Written exercise »
Within the material below, find each line bearing the word "Badger" and present it.

[Lines of data]
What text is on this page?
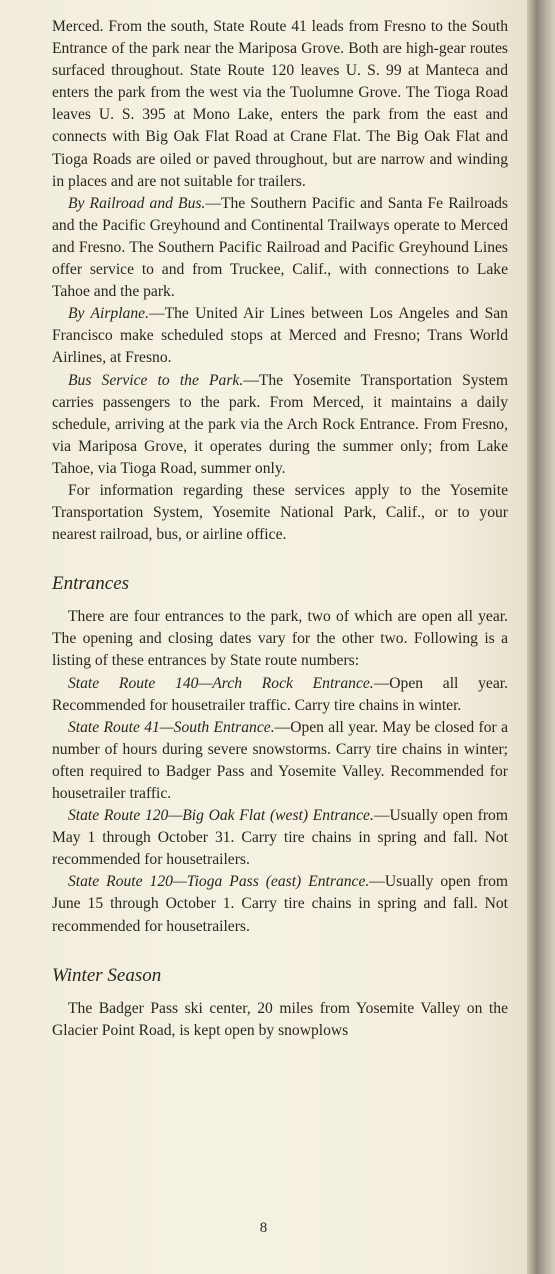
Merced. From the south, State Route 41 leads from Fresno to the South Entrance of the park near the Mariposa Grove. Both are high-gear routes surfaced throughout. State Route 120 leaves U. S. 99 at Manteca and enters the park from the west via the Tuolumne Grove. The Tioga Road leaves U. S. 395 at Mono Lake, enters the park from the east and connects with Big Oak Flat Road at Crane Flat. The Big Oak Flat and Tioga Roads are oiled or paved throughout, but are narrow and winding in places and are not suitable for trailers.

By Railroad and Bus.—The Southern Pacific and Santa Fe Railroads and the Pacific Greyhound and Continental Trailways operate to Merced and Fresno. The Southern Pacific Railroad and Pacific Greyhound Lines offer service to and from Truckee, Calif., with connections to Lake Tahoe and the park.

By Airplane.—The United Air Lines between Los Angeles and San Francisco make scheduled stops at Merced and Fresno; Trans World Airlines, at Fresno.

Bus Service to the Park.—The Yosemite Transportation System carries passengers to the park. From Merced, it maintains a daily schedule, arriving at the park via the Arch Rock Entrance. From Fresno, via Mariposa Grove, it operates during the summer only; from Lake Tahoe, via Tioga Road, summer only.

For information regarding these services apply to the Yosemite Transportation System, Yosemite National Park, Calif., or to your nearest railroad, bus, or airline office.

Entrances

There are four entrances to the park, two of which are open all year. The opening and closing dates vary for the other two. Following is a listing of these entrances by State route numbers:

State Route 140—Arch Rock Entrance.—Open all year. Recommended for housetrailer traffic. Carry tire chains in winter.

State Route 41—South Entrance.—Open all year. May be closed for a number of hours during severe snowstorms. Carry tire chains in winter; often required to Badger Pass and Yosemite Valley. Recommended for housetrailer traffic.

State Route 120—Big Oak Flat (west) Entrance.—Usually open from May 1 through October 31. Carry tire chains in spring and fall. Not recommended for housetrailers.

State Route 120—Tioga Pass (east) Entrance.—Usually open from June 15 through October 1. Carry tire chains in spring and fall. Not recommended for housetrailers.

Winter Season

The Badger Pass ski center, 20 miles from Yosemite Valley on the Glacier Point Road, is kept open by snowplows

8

The reply »
State Route 41—South Entrance.—Open all year. May be closed for a number of hours during severe snowstorms. Carry tire chains in winter; often required to Badger Pass and Yosemite Valley. Recommended for housetrailer traffic.
The Badger Pass ski center, 20 miles from Yosemite Valley on the Glacier Point Road, is kept open by snowplows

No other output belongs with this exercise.